**STATED PROBLEM**
Find each line in the material that contains the word "opening" and copy it out. Case counts.

**GIVEN ENTRIES**
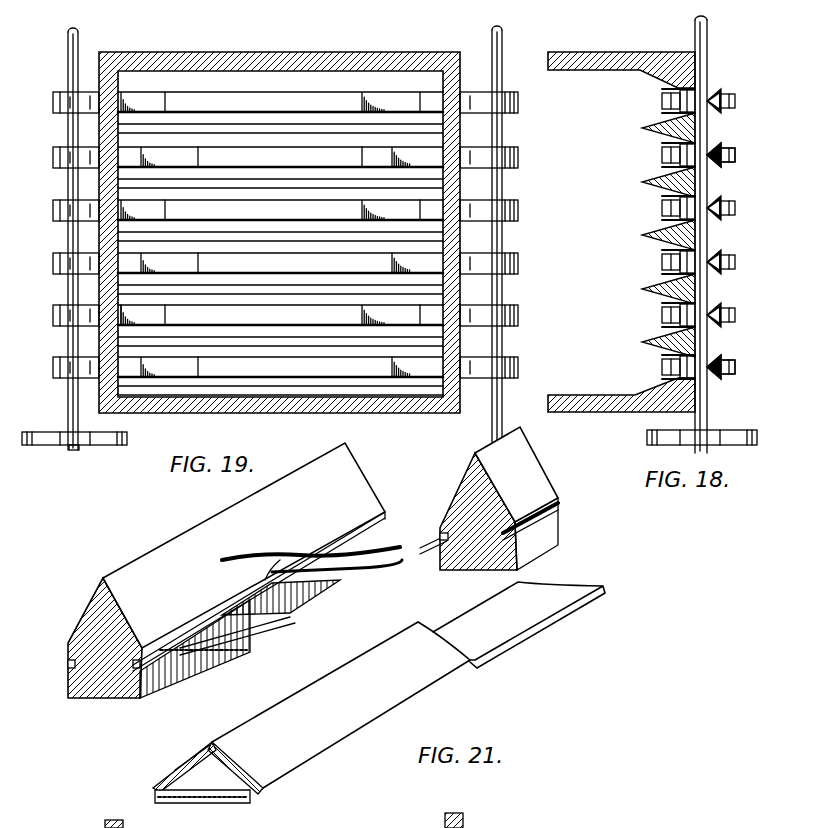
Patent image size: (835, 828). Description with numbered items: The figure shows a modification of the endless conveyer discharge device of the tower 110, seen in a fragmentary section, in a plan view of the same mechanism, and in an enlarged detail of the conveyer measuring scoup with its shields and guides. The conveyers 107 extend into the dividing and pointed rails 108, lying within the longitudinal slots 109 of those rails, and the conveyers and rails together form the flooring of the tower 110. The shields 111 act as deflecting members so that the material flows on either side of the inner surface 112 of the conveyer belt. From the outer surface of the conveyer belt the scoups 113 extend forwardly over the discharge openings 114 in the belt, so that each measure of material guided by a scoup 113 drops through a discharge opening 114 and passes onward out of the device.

In FIG. 19, the conveyer 107 is at (280, 98).
In FIG. 18, the conveyer 107 is at (678, 208).
In FIG. 21, the conveyer 107 is at (403, 527).
In FIG. 19, the dividing and pointed rail 108 is at (241, 190).
In FIG. 18, the dividing and pointed rail 108 is at (652, 134).
In FIG. 21, the dividing and pointed rail 108 is at (543, 453).
In FIG. 18, the longitudinal slot 109 is at (676, 111).
In FIG. 21, the longitudinal slot 109 is at (68, 663).
In FIG. 19, the tower 110 is at (152, 412).
In FIG. 21, the tower 110 is at (470, 820).
In FIG. 18, the shield 111 is at (718, 142).
In FIG. 21, the shield 111 is at (402, 697).
In FIG. 18, the inner surface of the conveyer belt 112 is at (718, 157).
In FIG. 21, the inner surface of the conveyer belt 112 is at (218, 778).
In FIG. 19, the scoup 113 is at (432, 157).
In FIG. 21, the scoup 113 is at (275, 562).
In FIG. 21, the discharge opening 114 is at (300, 593).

**THE COMPLETED TASK**
Patent image size: (835, 828). Description with numbered items: The figure shows a modification of the endless conveyer discharge device of the tower 110, seen in a fragmentary section, in a plan view of the same mechanism, and in an enlarged detail of the conveyer measuring scoup with its shields and guides. The conveyers 107 extend into the dividing and pointed rails 108, lying within the longitudinal slots 109 of those rails, and the conveyers and rails together form the flooring of the tower 110. The shields 111 act as deflecting members so that the material flows on either side of the inner surface 112 of the conveyer belt. From the outer surface of the conveyer belt the scoups 113 extend forwardly over the discharge openings 114 in the belt, so that each measure of material guided by a scoup 113 drops through a discharge opening 114 and passes onward out of the device.
In FIG. 21, the discharge opening 114 is at (300, 593).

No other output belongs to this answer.